═══ Dataset extract
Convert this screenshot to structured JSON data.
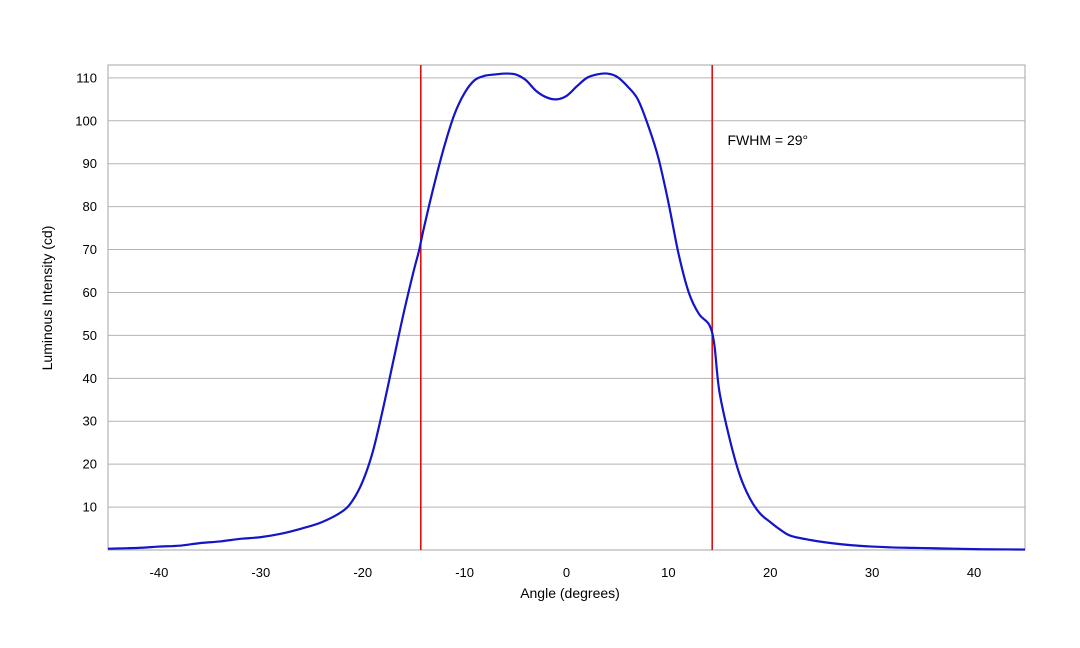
{
  "chart_data": {
    "type": "line",
    "title": "",
    "xlabel": "Angle (degrees)",
    "ylabel": "Luminous Intensity (cd)",
    "xlim": [
      -45,
      45
    ],
    "ylim": [
      0,
      113
    ],
    "x_ticks": [
      -40,
      -30,
      -20,
      -10,
      0,
      10,
      20,
      30,
      40
    ],
    "y_ticks": [
      10,
      20,
      30,
      40,
      50,
      60,
      70,
      80,
      90,
      100,
      110
    ],
    "grid": "horizontal",
    "legend": "none",
    "series": [
      {
        "color": "#1414c8",
        "x": [
          -45,
          -42,
          -40,
          -38,
          -36,
          -34,
          -32,
          -30,
          -28,
          -26,
          -24,
          -22,
          -21,
          -20,
          -19,
          -18,
          -17,
          -16,
          -15,
          -14.5,
          -14,
          -13,
          -12,
          -11,
          -10,
          -9,
          -8,
          -7,
          -6,
          -5,
          -4,
          -3,
          -2,
          -1,
          0,
          1,
          2,
          3,
          4,
          5,
          6,
          7,
          8,
          9,
          10,
          11,
          12,
          13,
          14,
          14.5,
          15,
          16,
          17,
          18,
          19,
          20,
          21,
          22,
          24,
          26,
          28,
          30,
          32,
          34,
          36,
          38,
          40,
          42,
          45
        ],
        "y": [
          0.3,
          0.5,
          0.8,
          1.0,
          1.6,
          2.0,
          2.6,
          3.0,
          3.8,
          5.0,
          6.5,
          9.0,
          11.5,
          16.0,
          23.0,
          33.0,
          44.0,
          55.0,
          65.0,
          69.5,
          75.0,
          85.0,
          94.0,
          101.5,
          106.5,
          109.5,
          110.5,
          110.8,
          111.0,
          110.8,
          109.5,
          107.0,
          105.5,
          105.0,
          105.8,
          108.0,
          110.0,
          110.8,
          111.0,
          110.2,
          108.0,
          105.0,
          99.0,
          91.5,
          81.0,
          69.0,
          60.0,
          55.0,
          52.5,
          48.0,
          37.0,
          26.0,
          17.5,
          12.0,
          8.5,
          6.5,
          4.7,
          3.3,
          2.3,
          1.6,
          1.1,
          0.8,
          0.6,
          0.5,
          0.4,
          0.3,
          0.2,
          0.15,
          0.1
        ]
      }
    ],
    "markers": [
      {
        "x": -14.3,
        "color": "#e01010"
      },
      {
        "x": 14.3,
        "color": "#e01010"
      }
    ],
    "annotation": {
      "text": "FWHM = 29°",
      "x": 15.8,
      "y": 95.5
    }
  }
}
══════
Instructions to follow:
All of the entries need to be transcribed word for word; pictures are left out.

Completed exercise:
Convert this screenshot to structured JSON data.
{
  "chart_data": {
    "type": "line",
    "title": "",
    "xlabel": "Angle (degrees)",
    "ylabel": "Luminous Intensity (cd)",
    "xlim": [
      -45,
      45
    ],
    "ylim": [
      0,
      113
    ],
    "x_ticks": [
      -40,
      -30,
      -20,
      -10,
      0,
      10,
      20,
      30,
      40
    ],
    "y_ticks": [
      10,
      20,
      30,
      40,
      50,
      60,
      70,
      80,
      90,
      100,
      110
    ],
    "grid": "horizontal",
    "legend": "none",
    "series": [
      {
        "color": "#1414c8",
        "x": [
          -45,
          -42,
          -40,
          -38,
          -36,
          -34,
          -32,
          -30,
          -28,
          -26,
          -24,
          -22,
          -21,
          -20,
          -19,
          -18,
          -17,
          -16,
          -15,
          -14.5,
          -14,
          -13,
          -12,
          -11,
          -10,
          -9,
          -8,
          -7,
          -6,
          -5,
          -4,
          -3,
          -2,
          -1,
          0,
          1,
          2,
          3,
          4,
          5,
          6,
          7,
          8,
          9,
          10,
          11,
          12,
          13,
          14,
          14.5,
          15,
          16,
          17,
          18,
          19,
          20,
          21,
          22,
          24,
          26,
          28,
          30,
          32,
          34,
          36,
          38,
          40,
          42,
          45
        ],
        "y": [
          0.3,
          0.5,
          0.8,
          1.0,
          1.6,
          2.0,
          2.6,
          3.0,
          3.8,
          5.0,
          6.5,
          9.0,
          11.5,
          16.0,
          23.0,
          33.0,
          44.0,
          55.0,
          65.0,
          69.5,
          75.0,
          85.0,
          94.0,
          101.5,
          106.5,
          109.5,
          110.5,
          110.8,
          111.0,
          110.8,
          109.5,
          107.0,
          105.5,
          105.0,
          105.8,
          108.0,
          110.0,
          110.8,
          111.0,
          110.2,
          108.0,
          105.0,
          99.0,
          91.5,
          81.0,
          69.0,
          60.0,
          55.0,
          52.5,
          48.0,
          37.0,
          26.0,
          17.5,
          12.0,
          8.5,
          6.5,
          4.7,
          3.3,
          2.3,
          1.6,
          1.1,
          0.8,
          0.6,
          0.5,
          0.4,
          0.3,
          0.2,
          0.15,
          0.1
        ]
      }
    ],
    "markers": [
      {
        "x": -14.3,
        "color": "#e01010"
      },
      {
        "x": 14.3,
        "color": "#e01010"
      }
    ],
    "annotation": {
      "text": "FWHM = 29°",
      "x": 15.8,
      "y": 95.5
    }
  }
}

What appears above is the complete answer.